### SELECTED PASSAGE
| First Author | McCubbrey AL | Year | 2018 |
| Journal | Am J Respir Cell Mol Biol | Volume | 58 |
| Issue | 1 | Pages | 66-78 |
| PubMed ID | 28850249 | Mgi Jnum | J:269228 |
| Mgi Id | MGI:6272140 | Doi | 10.1165/rcmb.2017-0154OC |
| Citation | McCubbrey AL, et al. (2018) Deletion of c-FLIP from CD11b(hi) Macrophages Prevents Development of Bleomycin-induced Lung Fibrosis. Am J Respir Cell Mol Biol 58(1):66-78 |
| abstractText | Idiopathic pulmonary fibrosis is a progressive lung disease with complex pathophysiology and fatal prognosis. Macrophages (MPhi) contribute to the development of lung fibrosis; however, the underlying mechanisms and specific MPhi subsets involved remain unclear. During lung injury, two subsets of lung MPhi coexist: Siglec-F(hi) resident alveolar MPhi and a mixed population of CD11b(hi) MPhi that primarily mature from immigrating monocytes. Using a novel inducible transgenic system driven by a fragment of the human CD68 promoter, we targeted deletion of the antiapoptotic protein cellular FADD-like IL-1beta-converting enzyme-inhibitory protein (c-FLIP) to CD11b(hi) MPhi. Upon loss of c-FLIP, CD11b(hi) MPhi became susceptible to cell death. Using this system, we were able to show that eliminating CD11b(hi) MPhi present 7-14 days after bleomycin injury was sufficient to protect mice from fibrosis. RNA-seq analysis of lung MPhi present during this time showed that CD11b(hi) MPhi, but not Siglec-F(hi) MPhi, expressed high levels of profibrotic chemokines and growth factors. Human MPhi from patients with idiopathic pulmonary fibrosis expressed many of the same profibrotic chemokines identified in murine CD11b(hi) MPhi. Elimination of monocyte-derived MPhi may help in the treatment of fibrosis. We identify c-FLIP and the associated extrinsic cell death program as a potential pathway through which these profibrotic MPhi may be pharmacologically targeted. |
######
### DATA EXTRACTS
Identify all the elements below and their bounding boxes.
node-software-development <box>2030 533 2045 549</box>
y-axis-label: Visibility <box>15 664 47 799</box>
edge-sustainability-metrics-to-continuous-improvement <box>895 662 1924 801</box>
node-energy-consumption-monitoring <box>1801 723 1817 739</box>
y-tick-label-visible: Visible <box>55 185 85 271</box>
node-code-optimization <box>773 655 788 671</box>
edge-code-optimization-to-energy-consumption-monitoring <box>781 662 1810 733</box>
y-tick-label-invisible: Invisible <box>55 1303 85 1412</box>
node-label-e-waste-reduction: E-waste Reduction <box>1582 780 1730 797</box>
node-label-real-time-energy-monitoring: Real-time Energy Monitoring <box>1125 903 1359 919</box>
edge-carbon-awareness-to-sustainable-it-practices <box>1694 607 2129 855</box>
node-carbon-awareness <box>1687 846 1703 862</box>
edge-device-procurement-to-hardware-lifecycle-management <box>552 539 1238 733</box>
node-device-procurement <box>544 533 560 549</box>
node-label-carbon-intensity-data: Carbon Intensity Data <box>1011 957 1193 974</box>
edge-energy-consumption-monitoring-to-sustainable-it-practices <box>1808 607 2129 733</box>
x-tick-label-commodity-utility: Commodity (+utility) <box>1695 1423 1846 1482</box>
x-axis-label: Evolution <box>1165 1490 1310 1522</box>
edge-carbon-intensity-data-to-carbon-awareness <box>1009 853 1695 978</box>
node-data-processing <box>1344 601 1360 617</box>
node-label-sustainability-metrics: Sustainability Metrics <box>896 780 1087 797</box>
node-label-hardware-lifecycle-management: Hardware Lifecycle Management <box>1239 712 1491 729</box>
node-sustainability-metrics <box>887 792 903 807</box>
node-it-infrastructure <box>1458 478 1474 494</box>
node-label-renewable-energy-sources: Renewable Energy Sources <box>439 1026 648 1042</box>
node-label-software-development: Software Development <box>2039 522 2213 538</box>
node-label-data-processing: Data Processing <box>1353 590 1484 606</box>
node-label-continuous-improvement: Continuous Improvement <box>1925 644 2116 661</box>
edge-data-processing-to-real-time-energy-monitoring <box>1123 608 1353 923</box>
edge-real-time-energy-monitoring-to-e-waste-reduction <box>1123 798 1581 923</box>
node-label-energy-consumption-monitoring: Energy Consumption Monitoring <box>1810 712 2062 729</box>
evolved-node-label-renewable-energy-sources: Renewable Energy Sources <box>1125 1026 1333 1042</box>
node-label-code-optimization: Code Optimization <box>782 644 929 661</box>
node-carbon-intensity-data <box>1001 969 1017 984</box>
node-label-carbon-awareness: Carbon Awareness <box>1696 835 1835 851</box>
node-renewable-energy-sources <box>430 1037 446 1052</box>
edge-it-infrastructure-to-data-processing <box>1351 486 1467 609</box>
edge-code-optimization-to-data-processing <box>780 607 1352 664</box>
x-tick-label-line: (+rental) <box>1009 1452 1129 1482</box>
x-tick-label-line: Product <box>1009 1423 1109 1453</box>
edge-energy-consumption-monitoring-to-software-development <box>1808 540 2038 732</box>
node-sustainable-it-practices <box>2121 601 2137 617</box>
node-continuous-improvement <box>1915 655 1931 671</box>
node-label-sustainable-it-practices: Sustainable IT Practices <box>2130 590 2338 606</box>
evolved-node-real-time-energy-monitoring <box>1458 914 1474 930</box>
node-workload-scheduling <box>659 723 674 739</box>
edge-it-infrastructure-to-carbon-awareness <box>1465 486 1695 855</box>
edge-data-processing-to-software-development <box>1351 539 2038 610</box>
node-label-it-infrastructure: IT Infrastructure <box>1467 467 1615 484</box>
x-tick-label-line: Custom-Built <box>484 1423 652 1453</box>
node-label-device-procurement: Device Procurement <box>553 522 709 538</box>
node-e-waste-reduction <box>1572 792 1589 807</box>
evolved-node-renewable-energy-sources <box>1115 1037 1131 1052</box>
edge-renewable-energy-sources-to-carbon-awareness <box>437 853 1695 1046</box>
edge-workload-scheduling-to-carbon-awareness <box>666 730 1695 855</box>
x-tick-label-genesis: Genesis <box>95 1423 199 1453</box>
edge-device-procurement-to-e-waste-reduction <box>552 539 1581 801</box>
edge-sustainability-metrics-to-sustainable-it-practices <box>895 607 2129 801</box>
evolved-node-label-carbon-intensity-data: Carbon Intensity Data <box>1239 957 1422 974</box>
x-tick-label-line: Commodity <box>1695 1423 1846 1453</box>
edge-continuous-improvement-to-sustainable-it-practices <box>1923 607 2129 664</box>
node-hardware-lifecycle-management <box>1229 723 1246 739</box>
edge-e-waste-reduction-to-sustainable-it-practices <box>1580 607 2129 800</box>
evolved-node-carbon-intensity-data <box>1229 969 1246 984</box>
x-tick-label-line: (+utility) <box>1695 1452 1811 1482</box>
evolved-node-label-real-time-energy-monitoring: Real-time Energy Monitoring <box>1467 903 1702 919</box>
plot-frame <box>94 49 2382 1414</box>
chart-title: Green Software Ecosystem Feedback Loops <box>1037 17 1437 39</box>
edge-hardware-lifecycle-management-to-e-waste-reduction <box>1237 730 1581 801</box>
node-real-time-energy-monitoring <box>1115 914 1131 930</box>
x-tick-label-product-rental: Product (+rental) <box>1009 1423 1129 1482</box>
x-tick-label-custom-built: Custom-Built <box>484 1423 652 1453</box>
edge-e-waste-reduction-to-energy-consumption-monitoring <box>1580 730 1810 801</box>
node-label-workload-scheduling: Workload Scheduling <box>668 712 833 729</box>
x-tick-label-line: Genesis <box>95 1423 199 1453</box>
######
• YOUR TASK
Retype the c-FLIP lung fibrosis record above in full, word for word, keeping its original layout.

• EXERCISE RESPONSE
| First Author | McCubbrey AL | Year | 2018 |
| Journal | Am J Respir Cell Mol Biol | Volume | 58 |
| Issue | 1 | Pages | 66-78 |
| PubMed ID | 28850249 | Mgi Jnum | J:269228 |
| Mgi Id | MGI:6272140 | Doi | 10.1165/rcmb.2017-0154OC |
| Citation | McCubbrey AL, et al. (2018) Deletion of c-FLIP from CD11b(hi) Macrophages Prevents Development of Bleomycin-induced Lung Fibrosis. Am J Respir Cell Mol Biol 58(1):66-78 |
| abstractText | Idiopathic pulmonary fibrosis is a progressive lung disease with complex pathophysiology and fatal prognosis. Macrophages (MPhi) contribute to the development of lung fibrosis; however, the underlying mechanisms and specific MPhi subsets involved remain unclear. During lung injury, two subsets of lung MPhi coexist: Siglec-F(hi) resident alveolar MPhi and a mixed population of CD11b(hi) MPhi that primarily mature from immigrating monocytes. Using a novel inducible transgenic system driven by a fragment of the human CD68 promoter, we targeted deletion of the antiapoptotic protein cellular FADD-like IL-1beta-converting enzyme-inhibitory protein (c-FLIP) to CD11b(hi) MPhi. Upon loss of c-FLIP, CD11b(hi) MPhi became susceptible to cell death. Using this system, we were able to show that eliminating CD11b(hi) MPhi present 7-14 days after bleomycin injury was sufficient to protect mice from fibrosis. RNA-seq analysis of lung MPhi present during this time showed that CD11b(hi) MPhi, but not Siglec-F(hi) MPhi, expressed high levels of profibrotic chemokines and growth factors. Human MPhi from patients with idiopathic pulmonary fibrosis expressed many of the same profibrotic chemokines identified in murine CD11b(hi) MPhi. Elimination of monocyte-derived MPhi may help in the treatment of fibrosis. We identify c-FLIP and the associated extrinsic cell death program as a potential pathway through which these profibrotic MPhi may be pharmacologically targeted. |